Starting with the line that contains "Decode this image", set down each line through the end of the entries below, exactly and with nothing added.

— Start of THE RECORDS —

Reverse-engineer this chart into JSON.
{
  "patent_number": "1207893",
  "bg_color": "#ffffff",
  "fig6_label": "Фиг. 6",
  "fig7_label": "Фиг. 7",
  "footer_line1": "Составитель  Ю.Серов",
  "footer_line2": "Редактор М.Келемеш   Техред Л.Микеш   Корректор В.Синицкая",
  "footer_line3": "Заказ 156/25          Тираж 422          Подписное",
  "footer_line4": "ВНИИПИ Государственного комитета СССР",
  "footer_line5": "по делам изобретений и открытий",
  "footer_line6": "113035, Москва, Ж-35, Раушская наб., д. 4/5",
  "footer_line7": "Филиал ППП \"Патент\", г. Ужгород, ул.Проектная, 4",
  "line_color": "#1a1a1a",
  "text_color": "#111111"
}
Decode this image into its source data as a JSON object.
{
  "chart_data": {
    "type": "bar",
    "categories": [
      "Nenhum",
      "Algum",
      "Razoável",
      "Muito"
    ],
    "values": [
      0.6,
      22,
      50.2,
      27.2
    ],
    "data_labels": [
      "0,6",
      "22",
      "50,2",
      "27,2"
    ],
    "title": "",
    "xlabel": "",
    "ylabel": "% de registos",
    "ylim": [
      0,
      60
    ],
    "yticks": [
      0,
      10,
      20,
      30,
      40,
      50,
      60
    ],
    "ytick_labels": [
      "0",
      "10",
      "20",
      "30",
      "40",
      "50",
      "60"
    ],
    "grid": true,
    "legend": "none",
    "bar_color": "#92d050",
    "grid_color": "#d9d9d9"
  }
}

— End of THE RECORDS —

**EXERCISE RESPONSE**.
Decode this image into its source data as a JSON object.
{
  "chart_data": {
    "type": "bar",
    "categories": [
      "Nenhum",
      "Algum",
      "Razoável",
      "Muito"
    ],
    "values": [
      0.6,
      22,
      50.2,
      27.2
    ],
    "data_labels": [
      "0,6",
      "22",
      "50,2",
      "27,2"
    ],
    "title": "",
    "xlabel": "",
    "ylabel": "% de registos",
    "ylim": [
      0,
      60
    ],
    "yticks": [
      0,
      10,
      20,
      30,
      40,
      50,
      60
    ],
    "ytick_labels": [
      "0",
      "10",
      "20",
      "30",
      "40",
      "50",
      "60"
    ],
    "grid": true,
    "legend": "none",
    "bar_color": "#92d050",
    "grid_color": "#d9d9d9"
  }
}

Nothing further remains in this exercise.